*Aim*
Reproduce each line exactly, including spacing and punctuation.

*Task input*
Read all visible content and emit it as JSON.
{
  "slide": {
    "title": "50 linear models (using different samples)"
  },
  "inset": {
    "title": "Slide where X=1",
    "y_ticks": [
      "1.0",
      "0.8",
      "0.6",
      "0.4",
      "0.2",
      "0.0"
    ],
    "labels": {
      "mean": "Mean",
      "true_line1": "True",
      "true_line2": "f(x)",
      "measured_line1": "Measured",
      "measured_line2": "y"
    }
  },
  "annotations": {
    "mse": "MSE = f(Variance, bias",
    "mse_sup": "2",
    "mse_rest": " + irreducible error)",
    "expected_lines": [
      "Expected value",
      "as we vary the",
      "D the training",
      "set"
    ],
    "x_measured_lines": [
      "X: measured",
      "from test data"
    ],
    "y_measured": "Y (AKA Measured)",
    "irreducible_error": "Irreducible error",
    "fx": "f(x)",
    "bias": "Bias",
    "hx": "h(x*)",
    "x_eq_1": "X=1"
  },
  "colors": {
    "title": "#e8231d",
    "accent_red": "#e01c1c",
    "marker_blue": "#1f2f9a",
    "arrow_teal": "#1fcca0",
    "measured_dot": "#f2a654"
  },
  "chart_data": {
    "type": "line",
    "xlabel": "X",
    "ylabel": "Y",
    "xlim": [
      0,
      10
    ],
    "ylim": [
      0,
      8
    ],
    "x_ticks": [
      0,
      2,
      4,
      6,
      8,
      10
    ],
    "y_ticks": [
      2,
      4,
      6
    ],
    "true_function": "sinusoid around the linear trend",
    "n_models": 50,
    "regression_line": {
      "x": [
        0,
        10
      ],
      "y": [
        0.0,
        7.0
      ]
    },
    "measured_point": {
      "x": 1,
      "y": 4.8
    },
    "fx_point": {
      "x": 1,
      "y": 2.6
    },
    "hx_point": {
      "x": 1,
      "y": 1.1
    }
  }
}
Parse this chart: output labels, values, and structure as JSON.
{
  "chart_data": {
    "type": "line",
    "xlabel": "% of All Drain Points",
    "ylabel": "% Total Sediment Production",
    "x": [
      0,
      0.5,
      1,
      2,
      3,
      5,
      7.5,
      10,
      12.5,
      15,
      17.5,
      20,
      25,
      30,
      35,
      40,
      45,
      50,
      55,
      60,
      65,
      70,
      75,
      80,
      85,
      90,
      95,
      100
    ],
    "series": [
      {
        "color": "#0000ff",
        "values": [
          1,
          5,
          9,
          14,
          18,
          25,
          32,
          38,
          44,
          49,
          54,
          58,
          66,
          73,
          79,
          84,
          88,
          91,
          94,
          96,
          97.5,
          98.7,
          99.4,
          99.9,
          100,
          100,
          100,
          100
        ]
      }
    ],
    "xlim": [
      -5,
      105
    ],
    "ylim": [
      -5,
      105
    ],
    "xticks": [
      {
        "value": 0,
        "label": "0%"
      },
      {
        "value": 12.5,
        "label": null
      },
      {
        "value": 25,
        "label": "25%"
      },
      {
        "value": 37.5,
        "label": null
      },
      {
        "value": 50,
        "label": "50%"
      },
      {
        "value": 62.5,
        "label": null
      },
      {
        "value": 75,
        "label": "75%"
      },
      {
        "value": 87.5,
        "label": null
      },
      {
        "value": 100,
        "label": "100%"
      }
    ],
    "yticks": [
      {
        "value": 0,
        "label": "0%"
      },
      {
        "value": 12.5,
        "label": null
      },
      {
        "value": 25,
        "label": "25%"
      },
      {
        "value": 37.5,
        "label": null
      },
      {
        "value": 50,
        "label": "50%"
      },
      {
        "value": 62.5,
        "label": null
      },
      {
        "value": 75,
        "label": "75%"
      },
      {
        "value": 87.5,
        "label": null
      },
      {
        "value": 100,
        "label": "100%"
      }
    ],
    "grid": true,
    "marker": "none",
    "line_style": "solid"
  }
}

*Response to this exercise*
Read all visible content and emit it as JSON.
{
  "slide": {
    "title": "50 linear models (using different samples)"
  },
  "inset": {
    "title": "Slide where X=1",
    "y_ticks": [
      "1.0",
      "0.8",
      "0.6",
      "0.4",
      "0.2",
      "0.0"
    ],
    "labels": {
      "mean": "Mean",
      "true_line1": "True",
      "true_line2": "f(x)",
      "measured_line1": "Measured",
      "measured_line2": "y"
    }
  },
  "annotations": {
    "mse": "MSE = f(Variance, bias",
    "mse_sup": "2",
    "mse_rest": " + irreducible error)",
    "expected_lines": [
      "Expected value",
      "as we vary the",
      "D the training",
      "set"
    ],
    "x_measured_lines": [
      "X: measured",
      "from test data"
    ],
    "y_measured": "Y (AKA Measured)",
    "irreducible_error": "Irreducible error",
    "fx": "f(x)",
    "bias": "Bias",
    "hx": "h(x*)",
    "x_eq_1": "X=1"
  },
  "colors": {
    "title": "#e8231d",
    "accent_red": "#e01c1c",
    "marker_blue": "#1f2f9a",
    "arrow_teal": "#1fcca0",
    "measured_dot": "#f2a654"
  },
  "chart_data": {
    "type": "line",
    "xlabel": "X",
    "ylabel": "Y",
    "xlim": [
      0,
      10
    ],
    "ylim": [
      0,
      8
    ],
    "x_ticks": [
      0,
      2,
      4,
      6,
      8,
      10
    ],
    "y_ticks": [
      2,
      4,
      6
    ],
    "true_function": "sinusoid around the linear trend",
    "n_models": 50,
    "regression_line": {
      "x": [
        0,
        10
      ],
      "y": [
        0.0,
        7.0
      ]
    },
    "measured_point": {
      "x": 1,
      "y": 4.8
    },
    "fx_point": {
      "x": 1,
      "y": 2.6
    },
    "hx_point": {
      "x": 1,
      "y": 1.1
    }
  }
}
Parse this chart: output labels, values, and structure as JSON.
{
  "chart_data": {
    "type": "line",
    "xlabel": "% of All Drain Points",
    "ylabel": "% Total Sediment Production",
    "x": [
      0,
      0.5,
      1,
      2,
      3,
      5,
      7.5,
      10,
      12.5,
      15,
      17.5,
      20,
      25,
      30,
      35,
      40,
      45,
      50,
      55,
      60,
      65,
      70,
      75,
      80,
      85,
      90,
      95,
      100
    ],
    "series": [
      {
        "color": "#0000ff",
        "values": [
          1,
          5,
          9,
          14,
          18,
          25,
          32,
          38,
          44,
          49,
          54,
          58,
          66,
          73,
          79,
          84,
          88,
          91,
          94,
          96,
          97.5,
          98.7,
          99.4,
          99.9,
          100,
          100,
          100,
          100
        ]
      }
    ],
    "xlim": [
      -5,
      105
    ],
    "ylim": [
      -5,
      105
    ],
    "xticks": [
      {
        "value": 0,
        "label": "0%"
      },
      {
        "value": 12.5,
        "label": null
      },
      {
        "value": 25,
        "label": "25%"
      },
      {
        "value": 37.5,
        "label": null
      },
      {
        "value": 50,
        "label": "50%"
      },
      {
        "value": 62.5,
        "label": null
      },
      {
        "value": 75,
        "label": "75%"
      },
      {
        "value": 87.5,
        "label": null
      },
      {
        "value": 100,
        "label": "100%"
      }
    ],
    "yticks": [
      {
        "value": 0,
        "label": "0%"
      },
      {
        "value": 12.5,
        "label": null
      },
      {
        "value": 25,
        "label": "25%"
      },
      {
        "value": 37.5,
        "label": null
      },
      {
        "value": 50,
        "label": "50%"
      },
      {
        "value": 62.5,
        "label": null
      },
      {
        "value": 75,
        "label": "75%"
      },
      {
        "value": 87.5,
        "label": null
      },
      {
        "value": 100,
        "label": "100%"
      }
    ],
    "grid": true,
    "marker": "none",
    "line_style": "solid"
  }
}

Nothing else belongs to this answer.